Exercise aim »
Images embedded in the records are excluded; print everything else exactly as given.

Records that describe figures »

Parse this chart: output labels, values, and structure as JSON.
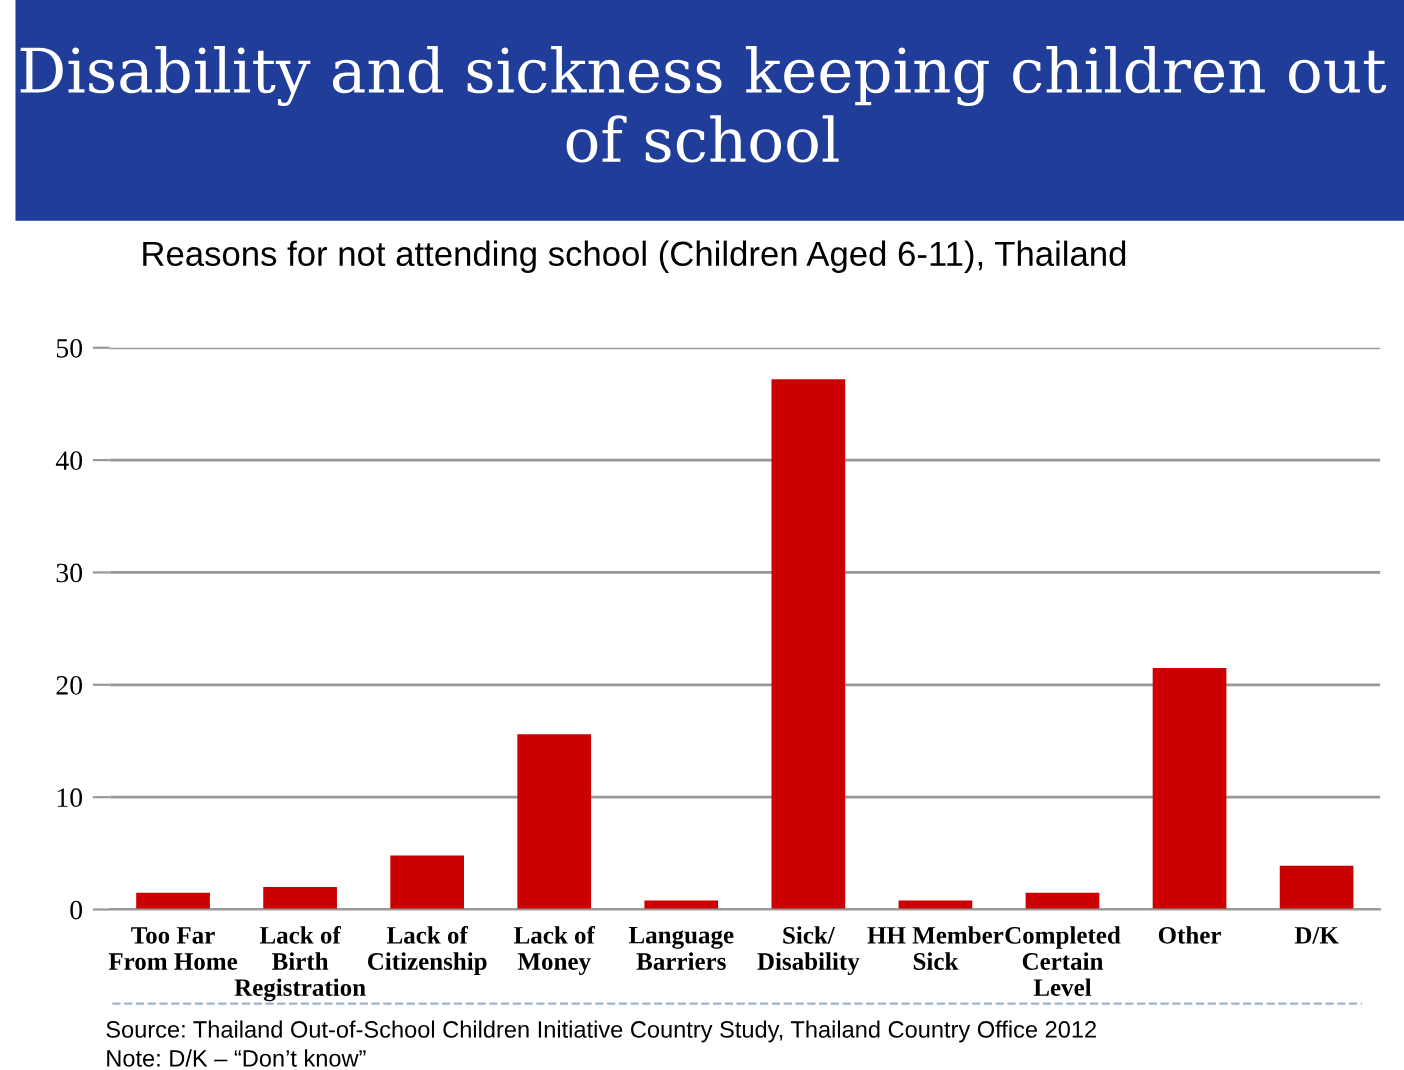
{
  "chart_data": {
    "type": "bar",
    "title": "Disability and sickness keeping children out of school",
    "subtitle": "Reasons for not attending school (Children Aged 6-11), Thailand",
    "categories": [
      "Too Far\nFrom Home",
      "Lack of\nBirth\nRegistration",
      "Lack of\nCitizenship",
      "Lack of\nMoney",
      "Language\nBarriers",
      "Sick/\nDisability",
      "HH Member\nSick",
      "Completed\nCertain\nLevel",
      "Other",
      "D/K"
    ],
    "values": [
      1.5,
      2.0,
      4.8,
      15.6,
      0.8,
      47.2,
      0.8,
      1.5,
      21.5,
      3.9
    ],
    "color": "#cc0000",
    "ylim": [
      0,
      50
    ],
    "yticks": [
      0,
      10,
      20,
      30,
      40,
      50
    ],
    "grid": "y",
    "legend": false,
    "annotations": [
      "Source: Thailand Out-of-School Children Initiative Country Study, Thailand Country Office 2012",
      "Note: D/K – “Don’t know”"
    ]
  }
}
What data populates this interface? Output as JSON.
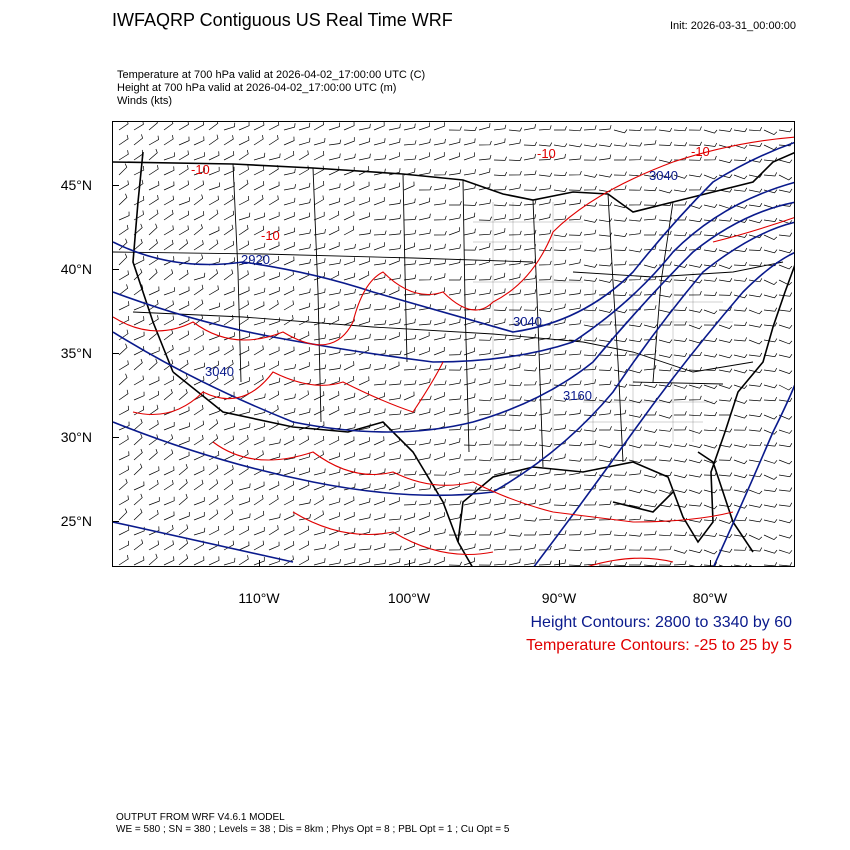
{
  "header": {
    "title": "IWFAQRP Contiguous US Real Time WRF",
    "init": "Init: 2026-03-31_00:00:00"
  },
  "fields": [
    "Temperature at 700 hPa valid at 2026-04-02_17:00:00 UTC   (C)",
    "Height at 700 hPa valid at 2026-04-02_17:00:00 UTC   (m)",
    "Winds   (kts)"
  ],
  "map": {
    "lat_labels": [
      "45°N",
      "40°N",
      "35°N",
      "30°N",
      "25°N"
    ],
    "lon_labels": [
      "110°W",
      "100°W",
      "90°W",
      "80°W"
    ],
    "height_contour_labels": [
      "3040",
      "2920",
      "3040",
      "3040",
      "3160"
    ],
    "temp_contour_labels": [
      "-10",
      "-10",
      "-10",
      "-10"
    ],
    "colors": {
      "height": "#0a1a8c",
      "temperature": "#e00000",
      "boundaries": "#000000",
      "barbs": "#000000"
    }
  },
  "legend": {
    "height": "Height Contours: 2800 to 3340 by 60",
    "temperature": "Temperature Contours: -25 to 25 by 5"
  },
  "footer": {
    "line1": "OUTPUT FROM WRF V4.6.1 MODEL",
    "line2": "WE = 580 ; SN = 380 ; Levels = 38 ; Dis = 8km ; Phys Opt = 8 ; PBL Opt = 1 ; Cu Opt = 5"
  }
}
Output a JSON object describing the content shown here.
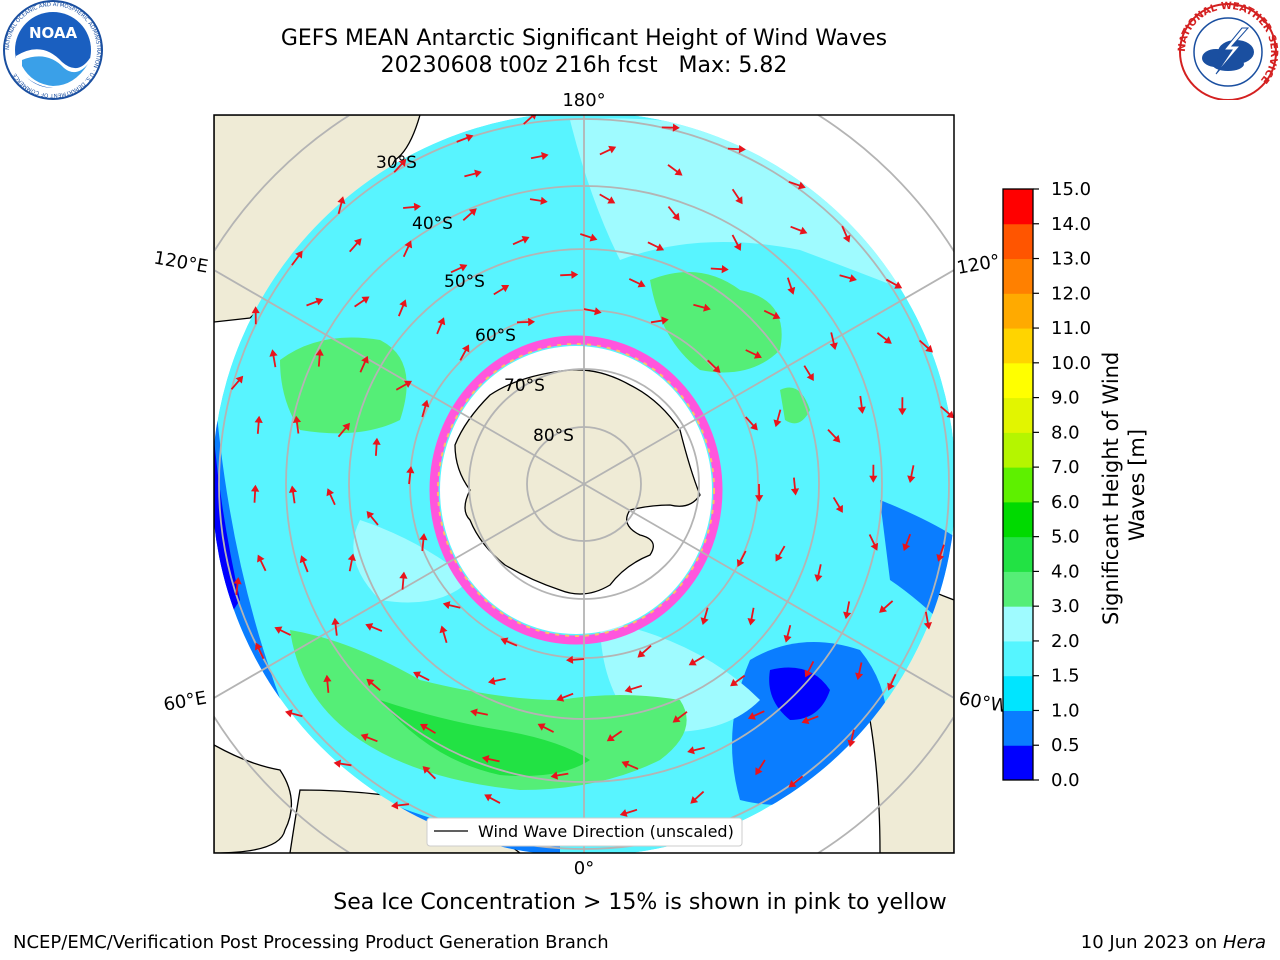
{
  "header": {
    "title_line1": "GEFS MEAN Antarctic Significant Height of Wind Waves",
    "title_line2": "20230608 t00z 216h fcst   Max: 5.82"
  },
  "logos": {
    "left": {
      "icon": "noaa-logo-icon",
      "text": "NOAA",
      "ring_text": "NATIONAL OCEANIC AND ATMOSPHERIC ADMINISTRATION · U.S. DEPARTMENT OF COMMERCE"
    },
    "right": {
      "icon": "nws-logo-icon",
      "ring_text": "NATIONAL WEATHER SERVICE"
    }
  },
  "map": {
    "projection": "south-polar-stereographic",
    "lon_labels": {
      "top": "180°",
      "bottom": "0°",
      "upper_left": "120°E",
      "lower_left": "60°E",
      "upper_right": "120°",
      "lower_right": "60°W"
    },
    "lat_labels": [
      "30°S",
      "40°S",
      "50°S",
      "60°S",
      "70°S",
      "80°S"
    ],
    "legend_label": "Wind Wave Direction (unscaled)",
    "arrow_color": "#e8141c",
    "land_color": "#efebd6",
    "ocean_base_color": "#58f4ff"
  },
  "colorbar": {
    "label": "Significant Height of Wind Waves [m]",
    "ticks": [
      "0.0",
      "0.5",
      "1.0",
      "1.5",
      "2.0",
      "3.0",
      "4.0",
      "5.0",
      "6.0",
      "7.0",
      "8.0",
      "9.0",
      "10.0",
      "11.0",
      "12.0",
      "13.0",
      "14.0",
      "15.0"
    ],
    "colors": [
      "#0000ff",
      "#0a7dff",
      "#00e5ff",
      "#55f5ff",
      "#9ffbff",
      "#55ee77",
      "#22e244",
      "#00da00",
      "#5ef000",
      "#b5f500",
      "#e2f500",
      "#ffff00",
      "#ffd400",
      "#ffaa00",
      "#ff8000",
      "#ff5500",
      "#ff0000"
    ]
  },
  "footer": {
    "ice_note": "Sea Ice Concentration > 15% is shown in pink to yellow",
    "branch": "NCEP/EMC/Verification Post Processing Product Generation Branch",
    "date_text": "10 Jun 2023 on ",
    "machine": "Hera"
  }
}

Response to this task »
Parse this chart: output labels, values, and structure as JSON.
{
  "chart_data": {
    "type": "bar",
    "title": "Disability and sickness keeping children out of school",
    "subtitle": "Reasons for not attending school (Children Aged 6-11), Thailand",
    "categories": [
      "Too Far\nFrom Home",
      "Lack of\nBirth\nRegistration",
      "Lack of\nCitizenship",
      "Lack of\nMoney",
      "Language\nBarriers",
      "Sick/\nDisability",
      "HH Member\nSick",
      "Completed\nCertain\nLevel",
      "Other",
      "D/K"
    ],
    "values": [
      1.5,
      2.0,
      4.8,
      15.6,
      0.8,
      47.2,
      0.8,
      1.5,
      21.5,
      3.9
    ],
    "color": "#cc0000",
    "ylim": [
      0,
      50
    ],
    "yticks": [
      0,
      10,
      20,
      30,
      40,
      50
    ],
    "grid": "y",
    "legend": false,
    "annotations": [
      "Source: Thailand Out-of-School Children Initiative Country Study, Thailand Country Office 2012",
      "Note: D/K – “Don’t know”"
    ]
  }
}
What data populates this interface? Output as JSON.
{
  "header": {
    "title": "IWFAQRP Contiguous US Real Time WRF",
    "init": "Init: 2026-03-31_00:00:00"
  },
  "fields": [
    "Temperature at 700 hPa valid at 2026-04-02_17:00:00 UTC   (C)",
    "Height at 700 hPa valid at 2026-04-02_17:00:00 UTC   (m)",
    "Winds   (kts)"
  ],
  "map": {
    "lat_labels": [
      "45°N",
      "40°N",
      "35°N",
      "30°N",
      "25°N"
    ],
    "lon_labels": [
      "110°W",
      "100°W",
      "90°W",
      "80°W"
    ],
    "height_contour_labels": [
      "3040",
      "2920",
      "3040",
      "3040",
      "3160"
    ],
    "temp_contour_labels": [
      "-10",
      "-10",
      "-10",
      "-10"
    ],
    "colors": {
      "height": "#0a1a8c",
      "temperature": "#e00000",
      "boundaries": "#000000",
      "barbs": "#000000"
    }
  },
  "legend": {
    "height": "Height Contours: 2800 to 3340 by 60",
    "temperature": "Temperature Contours: -25 to 25 by 5"
  },
  "footer": {
    "line1": "OUTPUT FROM WRF V4.6.1 MODEL",
    "line2": "WE = 580 ; SN = 380 ; Levels = 38 ; Dis = 8km ; Phys Opt = 8 ; PBL Opt = 1 ; Cu Opt = 5"
  }
}
Output a JSON object describing the content shown here.
{
  "header": {
    "title_line1": "GEFS MEAN Antarctic Significant Height of Wind Waves",
    "title_line2": "20230608 t00z 216h fcst   Max: 5.82"
  },
  "logos": {
    "left": {
      "icon": "noaa-logo-icon",
      "text": "NOAA",
      "ring_text": "NATIONAL OCEANIC AND ATMOSPHERIC ADMINISTRATION · U.S. DEPARTMENT OF COMMERCE"
    },
    "right": {
      "icon": "nws-logo-icon",
      "ring_text": "NATIONAL WEATHER SERVICE"
    }
  },
  "map": {
    "projection": "south-polar-stereographic",
    "lon_labels": {
      "top": "180°",
      "bottom": "0°",
      "upper_left": "120°E",
      "lower_left": "60°E",
      "upper_right": "120°",
      "lower_right": "60°W"
    },
    "lat_labels": [
      "30°S",
      "40°S",
      "50°S",
      "60°S",
      "70°S",
      "80°S"
    ],
    "legend_label": "Wind Wave Direction (unscaled)",
    "arrow_color": "#e8141c",
    "land_color": "#efebd6",
    "ocean_base_color": "#58f4ff"
  },
  "colorbar": {
    "label": "Significant Height of Wind Waves [m]",
    "ticks": [
      "0.0",
      "0.5",
      "1.0",
      "1.5",
      "2.0",
      "3.0",
      "4.0",
      "5.0",
      "6.0",
      "7.0",
      "8.0",
      "9.0",
      "10.0",
      "11.0",
      "12.0",
      "13.0",
      "14.0",
      "15.0"
    ],
    "colors": [
      "#0000ff",
      "#0a7dff",
      "#00e5ff",
      "#55f5ff",
      "#9ffbff",
      "#55ee77",
      "#22e244",
      "#00da00",
      "#5ef000",
      "#b5f500",
      "#e2f500",
      "#ffff00",
      "#ffd400",
      "#ffaa00",
      "#ff8000",
      "#ff5500",
      "#ff0000"
    ]
  },
  "footer": {
    "ice_note": "Sea Ice Concentration > 15% is shown in pink to yellow",
    "branch": "NCEP/EMC/Verification Post Processing Product Generation Branch",
    "date_text": "10 Jun 2023 on ",
    "machine": "Hera"
  }
}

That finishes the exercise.